[Saved entries]
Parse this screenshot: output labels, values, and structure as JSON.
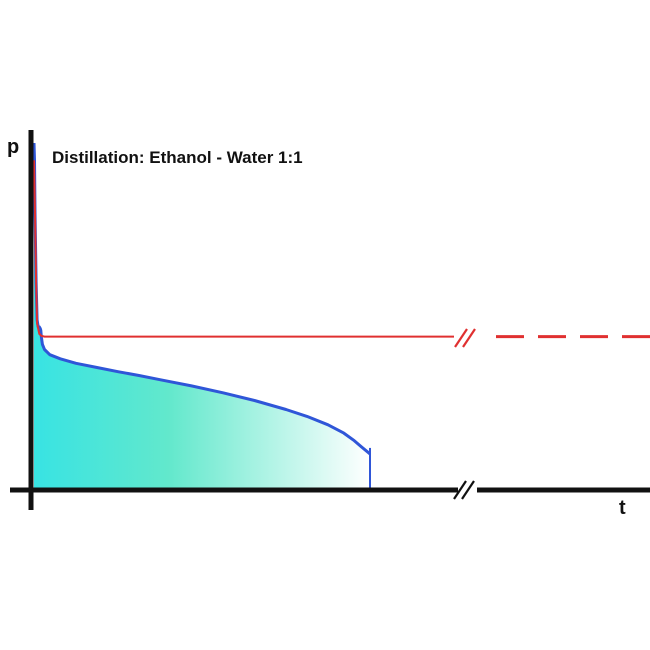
{
  "colors": {
    "pressure_line": "#2f56d8",
    "reference_line": "#e03030",
    "fill_start": "#38e3e3",
    "fill_mid": "#62e8cc",
    "fill_end": "#ffffff",
    "axis": "#111111"
  },
  "chart_data": {
    "type": "line",
    "title": "Distillation: Ethanol - Water 1:1",
    "xlabel": "t",
    "ylabel": "p",
    "axis_break": true,
    "series": [
      {
        "style": "solid",
        "color": "#2f56d8",
        "filled": true,
        "x": [
          0,
          0.5,
          1,
          2,
          3,
          4,
          5,
          6,
          6.5,
          7,
          8,
          10,
          15,
          25,
          40,
          60,
          80,
          100,
          120,
          150,
          180,
          210,
          240,
          260,
          280,
          295,
          305,
          312,
          318,
          320
        ],
        "y": [
          100,
          95,
          80,
          60,
          49,
          47,
          47,
          46.5,
          46,
          44,
          42,
          40.5,
          39,
          37.8,
          36.5,
          35.3,
          34.1,
          33,
          31.8,
          30,
          28,
          25.8,
          23.2,
          21.2,
          18.8,
          16.4,
          14.2,
          12.4,
          10.9,
          10.4
        ]
      },
      {
        "style": "solid",
        "color": "#e03030",
        "filled": false,
        "x": [
          0,
          1,
          2,
          3,
          5,
          7,
          10,
          20,
          50,
          100,
          200,
          300,
          400
        ],
        "y": [
          95,
          80,
          60,
          48,
          45,
          44.4,
          44.2,
          44.2,
          44.2,
          44.2,
          44.2,
          44.2,
          44.2
        ]
      },
      {
        "style": "dashed",
        "color": "#e03030",
        "filled": false,
        "x": [
          440,
          600
        ],
        "y": [
          44.2,
          44.2
        ]
      }
    ],
    "xlim": [
      0,
      600
    ],
    "ylim": [
      0,
      100
    ],
    "grid": false,
    "legend": "none"
  }
}
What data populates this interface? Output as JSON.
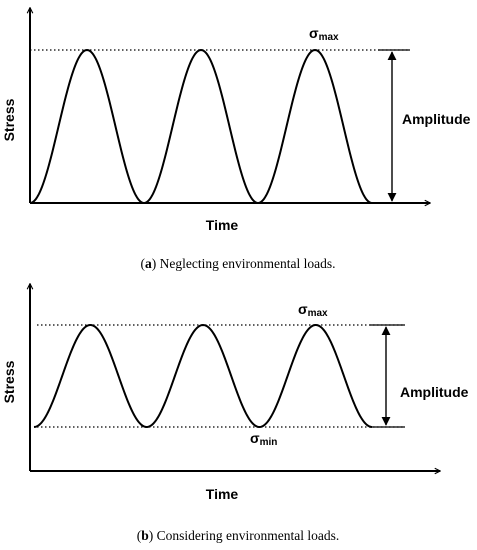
{
  "panel_a": {
    "ylabel": "Stress",
    "xlabel": "Time",
    "max_label": "σ",
    "max_sub": "max",
    "amplitude_label": "Amplitude",
    "caption_letter": "a",
    "caption_text": "Neglecting environmental loads."
  },
  "panel_b": {
    "ylabel": "Stress",
    "xlabel": "Time",
    "max_label": "σ",
    "max_sub": "max",
    "min_label": "σ",
    "min_sub": "min",
    "amplitude_label": "Amplitude",
    "caption_letter": "b",
    "caption_text": "Considering environmental loads."
  }
}
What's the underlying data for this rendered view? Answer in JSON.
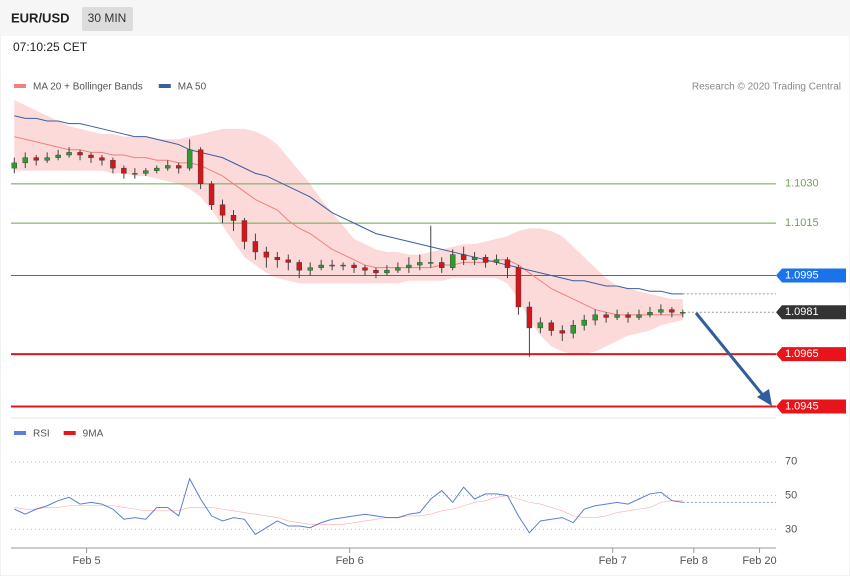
{
  "header": {
    "symbol": "EUR/USD",
    "interval": "30 MIN",
    "time": "07:10:25 CET"
  },
  "credit": "Research © 2020 Trading Central",
  "chart_data": [
    {
      "type": "candlestick",
      "xlim": [
        -0.3,
        69.5
      ],
      "ylim": [
        1.0941,
        1.1062
      ],
      "up_color": "#2e9b2e",
      "down_color": "#d0181c",
      "open": [
        1.1036,
        1.1038,
        1.104,
        1.1039,
        1.104,
        1.1041,
        1.1042,
        1.1041,
        1.104,
        1.1039,
        1.1036,
        1.1034,
        1.1034,
        1.1035,
        1.1036,
        1.1037,
        1.1036,
        1.1043,
        1.103,
        1.1022,
        1.1018,
        1.1016,
        1.1008,
        1.1004,
        1.1002,
        1.1001,
        1.1,
        1.0997,
        1.0998,
        1.0999,
        1.0999,
        1.0999,
        1.0998,
        1.0997,
        1.0996,
        1.0997,
        1.0998,
        1.0999,
        1.1,
        1.1,
        1.0998,
        1.1003,
        1.1001,
        1.1002,
        1.1,
        1.1001,
        1.0998,
        1.0983,
        1.0975,
        1.0977,
        1.0974,
        1.0973,
        1.0976,
        1.0978,
        1.098,
        1.0979,
        1.098,
        1.0979,
        1.098,
        1.0981,
        1.0982,
        1.0981
      ],
      "high": [
        1.104,
        1.1042,
        1.1041,
        1.1042,
        1.1043,
        1.1044,
        1.1043,
        1.1042,
        1.1041,
        1.104,
        1.1037,
        1.1036,
        1.1036,
        1.1037,
        1.1039,
        1.1038,
        1.1047,
        1.1044,
        1.1031,
        1.1024,
        1.102,
        1.1017,
        1.1011,
        1.1006,
        1.1004,
        1.1003,
        1.1001,
        1.1,
        1.1001,
        1.1001,
        1.1,
        1.1,
        1.0999,
        1.0998,
        1.0999,
        1.1,
        1.1002,
        1.1003,
        1.1014,
        1.1002,
        1.1005,
        1.1006,
        1.1004,
        1.1003,
        1.1003,
        1.1002,
        1.0999,
        1.0985,
        1.0979,
        1.0978,
        1.0976,
        1.0978,
        1.098,
        1.0982,
        1.0981,
        1.0982,
        1.0981,
        1.0982,
        1.0983,
        1.0984,
        1.0983,
        1.0982
      ],
      "low": [
        1.1034,
        1.1036,
        1.1037,
        1.1038,
        1.1039,
        1.104,
        1.1039,
        1.1038,
        1.1037,
        1.1034,
        1.1032,
        1.1032,
        1.1033,
        1.1034,
        1.1035,
        1.1034,
        1.1035,
        1.1028,
        1.102,
        1.1015,
        1.1012,
        1.1005,
        1.1001,
        1.0998,
        1.0998,
        1.0997,
        1.0994,
        1.0995,
        1.0997,
        1.0997,
        1.0997,
        1.0996,
        1.0995,
        1.0994,
        1.0995,
        1.0996,
        1.0996,
        1.0997,
        1.0998,
        1.0996,
        1.0997,
        1.0999,
        1.0999,
        1.0998,
        1.0999,
        1.0994,
        1.098,
        1.0964,
        1.0973,
        1.0972,
        1.097,
        1.0971,
        1.0974,
        1.0976,
        1.0977,
        1.0978,
        1.0977,
        1.0978,
        1.0979,
        1.098,
        1.0979,
        1.0979
      ],
      "close": [
        1.1038,
        1.104,
        1.1039,
        1.104,
        1.1041,
        1.1042,
        1.1041,
        1.104,
        1.1039,
        1.1036,
        1.1034,
        1.1034,
        1.1035,
        1.1036,
        1.1037,
        1.1036,
        1.1043,
        1.103,
        1.1022,
        1.1018,
        1.1016,
        1.1008,
        1.1004,
        1.1002,
        1.1001,
        1.1,
        1.0997,
        1.0998,
        1.0999,
        1.0999,
        1.0999,
        1.0998,
        1.0997,
        1.0996,
        1.0997,
        1.0998,
        1.0999,
        1.1,
        1.1,
        1.0998,
        1.1003,
        1.1001,
        1.1002,
        1.1,
        1.1001,
        1.0998,
        1.0983,
        1.0975,
        1.0977,
        1.0974,
        1.0973,
        1.0976,
        1.0978,
        1.098,
        1.0979,
        1.098,
        1.0979,
        1.098,
        1.0981,
        1.0982,
        1.0981,
        1.0981
      ],
      "overlays": [
        {
          "name": "MA 20 + Bollinger Bands",
          "color": "#f08080",
          "band_color": "#fdd3d3",
          "values": [
            1.1048,
            1.1047,
            1.1046,
            1.1045,
            1.1044,
            1.1043,
            1.1043,
            1.1042,
            1.1042,
            1.1041,
            1.1041,
            1.104,
            1.104,
            1.1039,
            1.1039,
            1.1038,
            1.1038,
            1.1037,
            1.1035,
            1.1033,
            1.103,
            1.1027,
            1.1024,
            1.1022,
            1.102,
            1.1016,
            1.1013,
            1.1011,
            1.1008,
            1.1005,
            1.1003,
            1.1001,
            1.0999,
            1.0998,
            1.0998,
            1.0998,
            1.0998,
            1.0998,
            1.0998,
            1.0999,
            1.0999,
            1.1,
            1.1,
            1.1,
            1.1001,
            1.1001,
            1.0999,
            1.0996,
            1.0993,
            1.099,
            1.0988,
            1.0986,
            1.0984,
            1.0982,
            1.0981,
            1.098,
            1.098,
            1.098,
            1.098,
            1.098,
            1.098,
            1.098
          ],
          "upper": [
            1.1062,
            1.106,
            1.1058,
            1.1056,
            1.1054,
            1.1052,
            1.1051,
            1.105,
            1.1049,
            1.1049,
            1.1048,
            1.1048,
            1.1048,
            1.1047,
            1.1047,
            1.1047,
            1.1048,
            1.1049,
            1.105,
            1.1051,
            1.1051,
            1.1051,
            1.105,
            1.1048,
            1.1045,
            1.104,
            1.1035,
            1.103,
            1.1024,
            1.1019,
            1.1014,
            1.1009,
            1.1007,
            1.1005,
            1.1004,
            1.1004,
            1.1003,
            1.1003,
            1.1004,
            1.1005,
            1.1006,
            1.1007,
            1.1007,
            1.1008,
            1.1009,
            1.101,
            1.1012,
            1.1013,
            1.1013,
            1.1012,
            1.101,
            1.1006,
            1.1002,
            1.0998,
            1.0994,
            1.0991,
            1.099,
            1.0989,
            1.0988,
            1.0987,
            1.0986,
            1.0986
          ],
          "lower": [
            1.1035,
            1.1035,
            1.1035,
            1.1035,
            1.1035,
            1.1035,
            1.1035,
            1.1035,
            1.1035,
            1.1034,
            1.1034,
            1.1033,
            1.1033,
            1.1032,
            1.1031,
            1.103,
            1.1028,
            1.1025,
            1.102,
            1.1014,
            1.1008,
            1.1002,
            1.0999,
            1.0996,
            1.0994,
            1.0993,
            1.0992,
            1.0992,
            1.0992,
            1.0992,
            1.0992,
            1.0992,
            1.0992,
            1.0992,
            1.0992,
            1.0992,
            1.0993,
            1.0993,
            1.0993,
            1.0993,
            1.0994,
            1.0994,
            1.0994,
            1.0994,
            1.0994,
            1.0992,
            1.0986,
            1.0978,
            1.0972,
            1.0968,
            1.0966,
            1.0965,
            1.0965,
            1.0966,
            1.0968,
            1.097,
            1.0972,
            1.0973,
            1.0974,
            1.0976,
            1.0977,
            1.0978
          ]
        },
        {
          "name": "MA 50",
          "color": "#3b5f9e",
          "values": [
            1.1056,
            1.1055,
            1.1055,
            1.1054,
            1.1054,
            1.1053,
            1.1053,
            1.1052,
            1.1051,
            1.105,
            1.1049,
            1.1048,
            1.1048,
            1.1047,
            1.1046,
            1.1045,
            1.1043,
            1.1042,
            1.1041,
            1.104,
            1.1038,
            1.1036,
            1.1034,
            1.1033,
            1.1031,
            1.1029,
            1.1027,
            1.1025,
            1.1022,
            1.1019,
            1.1017,
            1.1015,
            1.1013,
            1.1011,
            1.101,
            1.1009,
            1.1008,
            1.1007,
            1.1006,
            1.1005,
            1.1004,
            1.1003,
            1.1002,
            1.1001,
            1.1,
            1.0999,
            1.0998,
            1.0997,
            1.0996,
            1.0995,
            1.0994,
            1.0993,
            1.0993,
            1.0992,
            1.0991,
            1.0991,
            1.099,
            1.099,
            1.0989,
            1.0989,
            1.0988,
            1.0988
          ]
        }
      ],
      "levels": [
        {
          "value": 1.103,
          "label": "1.1030",
          "color": "#6aa84f",
          "style": "text"
        },
        {
          "value": 1.1015,
          "color": "#6aa84f",
          "style": "text"
        },
        {
          "value": 1.0995,
          "color": "#1a73e8",
          "style": "box"
        },
        {
          "value": 1.0981,
          "color": "#333333",
          "style": "box"
        },
        {
          "value": 1.0965,
          "color": "#e8141a",
          "style": "box"
        },
        {
          "value": 1.0945,
          "color": "#e8141a",
          "style": "box"
        }
      ]
    },
    {
      "type": "line",
      "xlim": [
        -0.3,
        69.5
      ],
      "ylim": [
        19,
        77
      ],
      "yticks": [
        30,
        50,
        70
      ],
      "xticks": [
        {
          "value": 6.6,
          "label": "Feb 5"
        },
        {
          "value": 30.6,
          "label": "Feb 6"
        },
        {
          "value": 54.6,
          "label": "Feb 7"
        },
        {
          "value": 62.0,
          "label": "Feb 8"
        },
        {
          "value": 68.0,
          "label": "Feb 20"
        }
      ],
      "series": [
        {
          "name": "RSI",
          "color": "#5b7fd6",
          "values": [
            42,
            39,
            42,
            44,
            47,
            49,
            45,
            46,
            45,
            42,
            36,
            37,
            36,
            43,
            43,
            38,
            60,
            48,
            38,
            35,
            37,
            36,
            27,
            31,
            35,
            32,
            32,
            31,
            34,
            36,
            37,
            38,
            39,
            38,
            37,
            37,
            39,
            40,
            48,
            53,
            46,
            55,
            48,
            51,
            51,
            50,
            38,
            28,
            35,
            36,
            37,
            34,
            42,
            44,
            45,
            46,
            45,
            48,
            51,
            52,
            47,
            46
          ]
        },
        {
          "name": "9MA",
          "color": "#e8141a",
          "values": [
            43,
            42,
            42,
            43,
            43,
            44,
            44,
            44,
            44,
            44,
            43,
            42,
            41,
            41,
            41,
            41,
            43,
            43,
            43,
            42,
            41,
            40,
            39,
            38,
            37,
            35,
            34,
            33,
            33,
            33,
            33,
            34,
            35,
            36,
            37,
            37,
            38,
            38,
            39,
            41,
            42,
            44,
            46,
            47,
            49,
            50,
            48,
            46,
            45,
            43,
            41,
            38,
            37,
            37,
            38,
            40,
            41,
            42,
            43,
            46,
            47,
            47
          ]
        }
      ]
    }
  ]
}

• GOAL:
Look through the lines above and collect those with the word "loads".

• TASK SOLUTION:
    "caption_text": "Neglecting environmental loads."
    "caption_text": "Considering environmental loads."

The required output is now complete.